• _EXERCISE_
Repeat the material below exactly, with no pictures.

*** DATASET ENTRIES

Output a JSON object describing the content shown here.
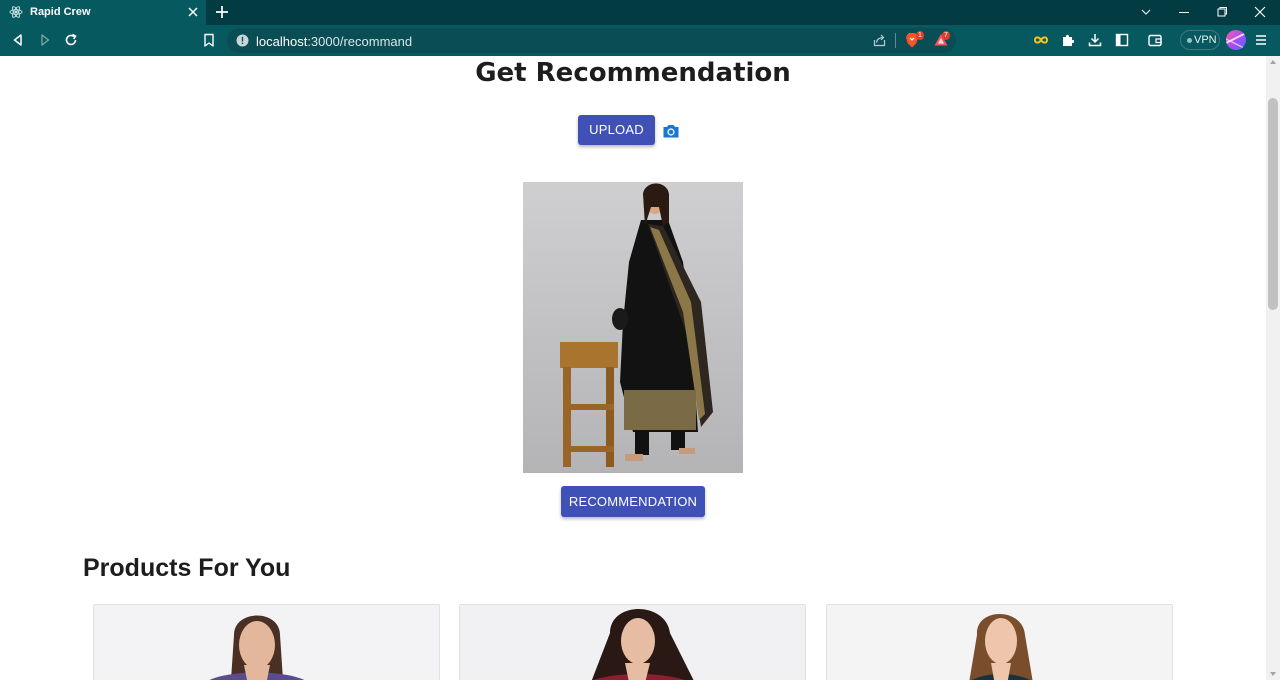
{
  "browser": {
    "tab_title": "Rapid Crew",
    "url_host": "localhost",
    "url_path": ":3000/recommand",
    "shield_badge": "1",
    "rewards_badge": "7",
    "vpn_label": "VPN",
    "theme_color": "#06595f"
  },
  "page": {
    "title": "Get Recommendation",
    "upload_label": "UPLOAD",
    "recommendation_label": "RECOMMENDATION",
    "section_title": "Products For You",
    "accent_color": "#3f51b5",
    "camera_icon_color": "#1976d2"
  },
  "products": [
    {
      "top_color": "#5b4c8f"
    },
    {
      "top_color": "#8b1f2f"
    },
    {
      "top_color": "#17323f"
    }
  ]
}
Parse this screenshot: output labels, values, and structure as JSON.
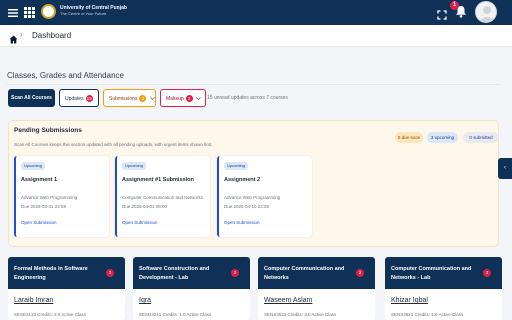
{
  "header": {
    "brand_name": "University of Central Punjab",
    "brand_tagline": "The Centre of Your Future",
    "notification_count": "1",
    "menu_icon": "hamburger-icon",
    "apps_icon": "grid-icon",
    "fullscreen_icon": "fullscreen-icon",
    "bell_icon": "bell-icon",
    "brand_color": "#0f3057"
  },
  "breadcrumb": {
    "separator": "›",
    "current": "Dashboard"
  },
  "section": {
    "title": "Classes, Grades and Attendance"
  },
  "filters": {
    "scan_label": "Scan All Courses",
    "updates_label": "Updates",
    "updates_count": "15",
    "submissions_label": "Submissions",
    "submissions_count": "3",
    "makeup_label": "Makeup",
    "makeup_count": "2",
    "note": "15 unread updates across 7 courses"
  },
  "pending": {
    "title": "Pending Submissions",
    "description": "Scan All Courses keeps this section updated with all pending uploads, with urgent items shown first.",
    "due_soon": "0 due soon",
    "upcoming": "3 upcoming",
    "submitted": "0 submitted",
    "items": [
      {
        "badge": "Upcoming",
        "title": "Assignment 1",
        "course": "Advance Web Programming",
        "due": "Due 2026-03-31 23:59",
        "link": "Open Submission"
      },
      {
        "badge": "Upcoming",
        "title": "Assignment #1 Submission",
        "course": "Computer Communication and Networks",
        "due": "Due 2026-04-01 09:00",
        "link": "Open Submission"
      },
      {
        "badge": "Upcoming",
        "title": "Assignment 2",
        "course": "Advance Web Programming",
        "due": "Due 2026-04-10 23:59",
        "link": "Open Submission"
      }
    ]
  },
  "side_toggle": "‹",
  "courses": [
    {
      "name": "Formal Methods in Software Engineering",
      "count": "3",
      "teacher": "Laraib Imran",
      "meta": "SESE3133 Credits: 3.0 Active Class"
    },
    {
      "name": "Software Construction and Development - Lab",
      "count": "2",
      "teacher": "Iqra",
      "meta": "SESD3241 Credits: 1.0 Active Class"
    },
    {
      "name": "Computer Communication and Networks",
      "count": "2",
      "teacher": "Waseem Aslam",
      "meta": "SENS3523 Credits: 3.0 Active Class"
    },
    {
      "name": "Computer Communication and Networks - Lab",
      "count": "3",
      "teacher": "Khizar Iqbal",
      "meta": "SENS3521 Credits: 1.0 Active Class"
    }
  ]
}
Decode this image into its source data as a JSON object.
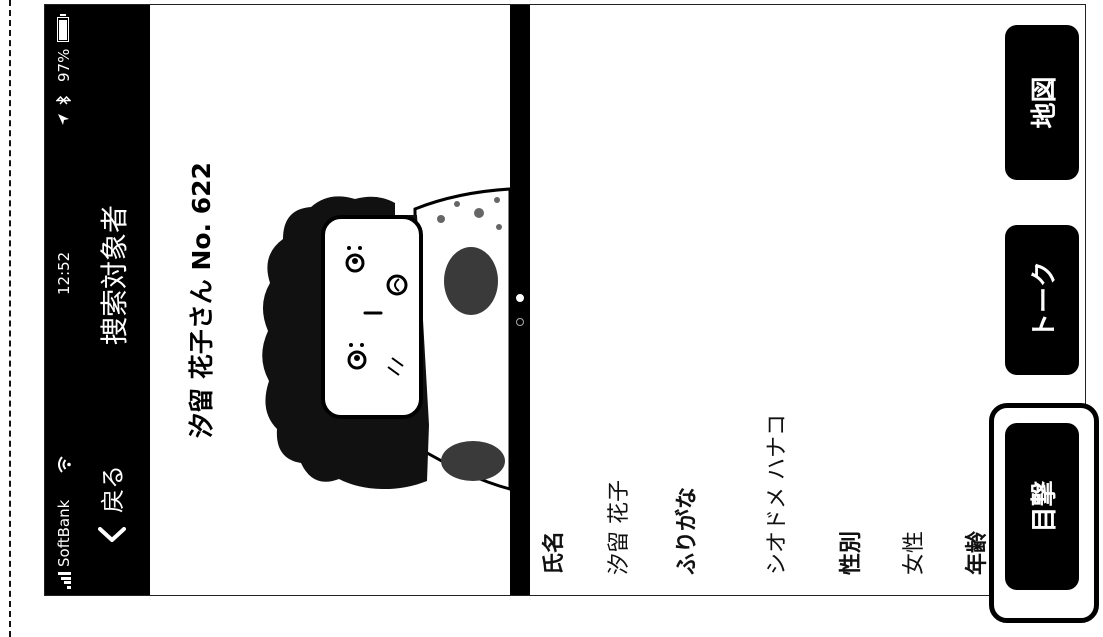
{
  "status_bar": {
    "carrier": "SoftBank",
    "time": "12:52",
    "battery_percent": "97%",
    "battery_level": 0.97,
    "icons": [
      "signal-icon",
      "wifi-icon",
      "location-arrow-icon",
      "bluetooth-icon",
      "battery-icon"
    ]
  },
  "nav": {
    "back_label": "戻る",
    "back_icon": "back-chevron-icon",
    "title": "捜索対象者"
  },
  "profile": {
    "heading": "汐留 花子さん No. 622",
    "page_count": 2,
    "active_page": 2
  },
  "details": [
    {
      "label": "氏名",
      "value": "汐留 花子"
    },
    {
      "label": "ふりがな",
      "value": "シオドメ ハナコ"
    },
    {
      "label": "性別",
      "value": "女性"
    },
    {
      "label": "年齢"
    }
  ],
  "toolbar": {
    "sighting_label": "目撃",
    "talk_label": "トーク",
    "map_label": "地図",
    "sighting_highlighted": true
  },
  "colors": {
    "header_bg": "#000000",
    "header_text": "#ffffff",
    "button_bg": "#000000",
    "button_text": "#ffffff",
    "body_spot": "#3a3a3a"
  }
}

******

• _ANSWER_
Output a JSON object describing the content shown here.
{
  "browser": {
    "tab_title": "Rapid Crew",
    "url_host": "localhost",
    "url_path": ":3000/recommand",
    "shield_badge": "1",
    "rewards_badge": "7",
    "vpn_label": "VPN",
    "theme_color": "#06595f"
  },
  "page": {
    "title": "Get Recommendation",
    "upload_label": "UPLOAD",
    "recommendation_label": "RECOMMENDATION",
    "section_title": "Products For You",
    "accent_color": "#3f51b5",
    "camera_icon_color": "#1976d2"
  },
  "products": [
    {
      "top_color": "#5b4c8f"
    },
    {
      "top_color": "#8b1f2f"
    },
    {
      "top_color": "#17323f"
    }
  ]
}
Parse this screenshot: output labels, values, and structure as JSON.
{
  "header": {
    "brand_name": "University of Central Punjab",
    "brand_tagline": "The Centre of Your Future",
    "notification_count": "1",
    "menu_icon": "hamburger-icon",
    "apps_icon": "grid-icon",
    "fullscreen_icon": "fullscreen-icon",
    "bell_icon": "bell-icon",
    "brand_color": "#0f3057"
  },
  "breadcrumb": {
    "separator": "›",
    "current": "Dashboard"
  },
  "section": {
    "title": "Classes, Grades and Attendance"
  },
  "filters": {
    "scan_label": "Scan All Courses",
    "updates_label": "Updates",
    "updates_count": "15",
    "submissions_label": "Submissions",
    "submissions_count": "3",
    "makeup_label": "Makeup",
    "makeup_count": "2",
    "note": "15 unread updates across 7 courses"
  },
  "pending": {
    "title": "Pending Submissions",
    "description": "Scan All Courses keeps this section updated with all pending uploads, with urgent items shown first.",
    "due_soon": "0 due soon",
    "upcoming": "3 upcoming",
    "submitted": "0 submitted",
    "items": [
      {
        "badge": "Upcoming",
        "title": "Assignment 1",
        "course": "Advance Web Programming",
        "due": "Due 2026-03-31 23:59",
        "link": "Open Submission"
      },
      {
        "badge": "Upcoming",
        "title": "Assignment #1 Submission",
        "course": "Computer Communication and Networks",
        "due": "Due 2026-04-01 09:00",
        "link": "Open Submission"
      },
      {
        "badge": "Upcoming",
        "title": "Assignment 2",
        "course": "Advance Web Programming",
        "due": "Due 2026-04-10 23:59",
        "link": "Open Submission"
      }
    ]
  },
  "side_toggle": "‹",
  "courses": [
    {
      "name": "Formal Methods in Software Engineering",
      "count": "3",
      "teacher": "Laraib Imran",
      "meta": "SESE3133 Credits: 3.0 Active Class"
    },
    {
      "name": "Software Construction and Development - Lab",
      "count": "2",
      "teacher": "Iqra",
      "meta": "SESD3241 Credits: 1.0 Active Class"
    },
    {
      "name": "Computer Communication and Networks",
      "count": "2",
      "teacher": "Waseem Aslam",
      "meta": "SENS3523 Credits: 3.0 Active Class"
    },
    {
      "name": "Computer Communication and Networks - Lab",
      "count": "3",
      "teacher": "Khizar Iqbal",
      "meta": "SENS3521 Credits: 1.0 Active Class"
    }
  ]
}
Decode this image into its source data as a JSON object.
{
  "status_bar": {
    "carrier": "SoftBank",
    "time": "12:52",
    "battery_percent": "97%",
    "battery_level": 0.97,
    "icons": [
      "signal-icon",
      "wifi-icon",
      "location-arrow-icon",
      "bluetooth-icon",
      "battery-icon"
    ]
  },
  "nav": {
    "back_label": "戻る",
    "back_icon": "back-chevron-icon",
    "title": "捜索対象者"
  },
  "profile": {
    "heading": "汐留 花子さん No. 622",
    "page_count": 2,
    "active_page": 2
  },
  "details": [
    {
      "label": "氏名",
      "value": "汐留 花子"
    },
    {
      "label": "ふりがな",
      "value": "シオドメ ハナコ"
    },
    {
      "label": "性別",
      "value": "女性"
    },
    {
      "label": "年齢"
    }
  ],
  "toolbar": {
    "sighting_label": "目撃",
    "talk_label": "トーク",
    "map_label": "地図",
    "sighting_highlighted": true
  },
  "colors": {
    "header_bg": "#000000",
    "header_text": "#ffffff",
    "button_bg": "#000000",
    "button_text": "#ffffff",
    "body_spot": "#3a3a3a"
  }
}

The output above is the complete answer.